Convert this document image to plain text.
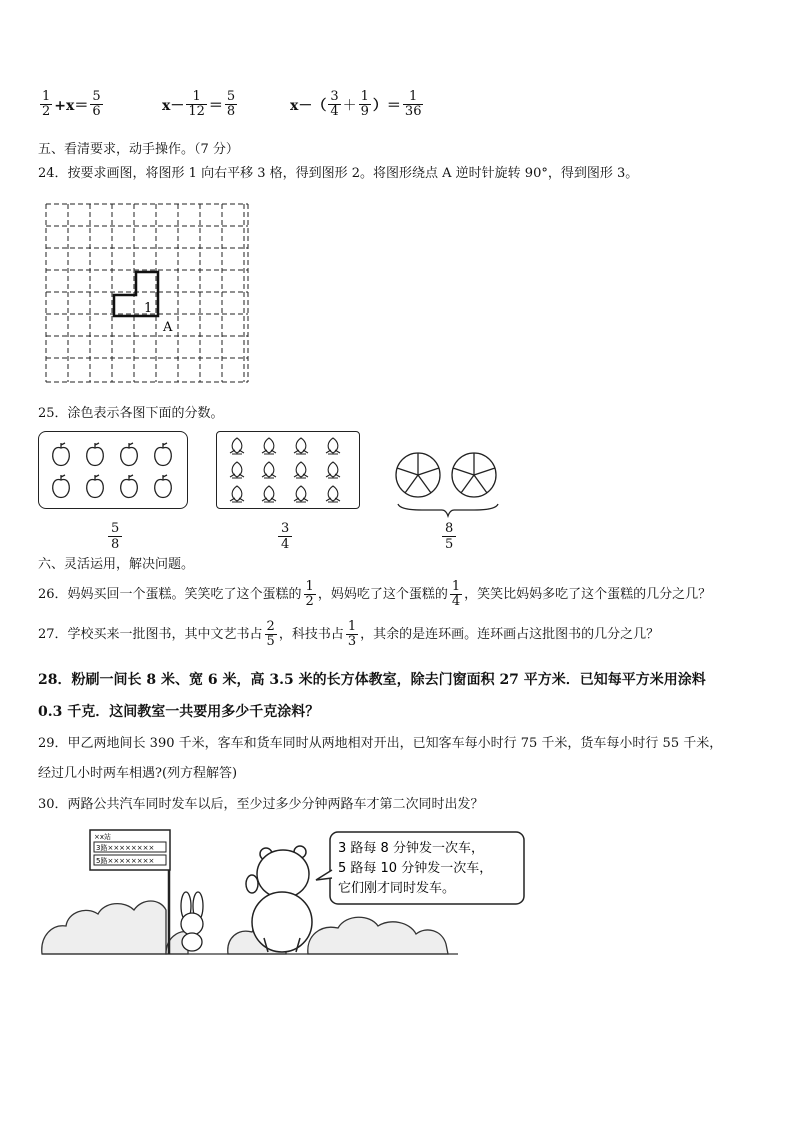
$\frac{1}{2} +x= \frac{5}{6}$	$x- \frac{1}{12} = \frac{5}{8}$	$x-( \frac{3}{4} + \frac{1}{9}$ ）＝ $\frac{1}{36}$
五、看清要求，动手操作。（7 分）
24．按要求画图，将图形 1 向右平移 3 格，得到图形 2。将图形绕点 A 逆时针旋转 90°，得到图形 3。
1
A
25．涂色表示各图下面的分数。
5
8
3
4
8
5
六、灵活运用，解决问题。
26．妈妈买回一个蛋糕。笑笑吃了这个蛋糕的 $\frac{1}{2}$ ，妈妈吃了这个蛋糕的 $\frac{1}{4}$ ，笑笑比妈妈多吃了这个蛋糕的几分之几？
27．学校买来一批图书，其中文艺书占 $\frac{2}{5}$ ，科技书占 $\frac{1}{3}$ ，其余的是连环画。连环画占这批图书的几分之几？
28．粉刷一间长 8 米、宽 6 米，高 3.5 米的长方体教室，除去门窗面积 27 平方米．已知每平方米用涂料
0.3 千克．这间教室一共要用多少千克涂料？
29．甲乙两地间长 390 千米，客车和货车同时从两地相对开出，已知客车每小时行 75 千米，货车每小时行 55 千米，
经过几小时两车相遇?(列方程解答)
30．两路公共汽车同时发车以后，至少过多少分钟两路车才第二次同时出发？
×x站
3路××××××××
5路××××××××
3 路每 8 分钟发一次车，
5 路每 10 分钟发一次车，
它们刚才同时发车。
_ _ _ _
| The problem |
Quote the material exactly. Pictures stay out.

| Exercise answer |
Convert this document image to plain text.
$\frac{1}{2} +x= \frac{5}{6}$	$x- \frac{1}{12} = \frac{5}{8}$	$x-( \frac{3}{4} + \frac{1}{9}$ ）＝ $\frac{1}{36}$
五、看清要求，动手操作。（7 分）
24．按要求画图，将图形 1 向右平移 3 格，得到图形 2。将图形绕点 A 逆时针旋转 90°，得到图形 3。
1
A
25．涂色表示各图下面的分数。
5
8
3
4
8
5
六、灵活运用，解决问题。
26．妈妈买回一个蛋糕。笑笑吃了这个蛋糕的 $\frac{1}{2}$ ，妈妈吃了这个蛋糕的 $\frac{1}{4}$ ，笑笑比妈妈多吃了这个蛋糕的几分之几？
27．学校买来一批图书，其中文艺书占 $\frac{2}{5}$ ，科技书占 $\frac{1}{3}$ ，其余的是连环画。连环画占这批图书的几分之几？
28．粉刷一间长 8 米、宽 6 米，高 3.5 米的长方体教室，除去门窗面积 27 平方米．已知每平方米用涂料
0.3 千克．这间教室一共要用多少千克涂料？
29．甲乙两地间长 390 千米，客车和货车同时从两地相对开出，已知客车每小时行 75 千米，货车每小时行 55 千米，
经过几小时两车相遇?(列方程解答)
30．两路公共汽车同时发车以后，至少过多少分钟两路车才第二次同时出发？
×x站
3路××××××××
5路××××××××
3 路每 8 分钟发一次车，
5 路每 10 分钟发一次车，
它们刚才同时发车。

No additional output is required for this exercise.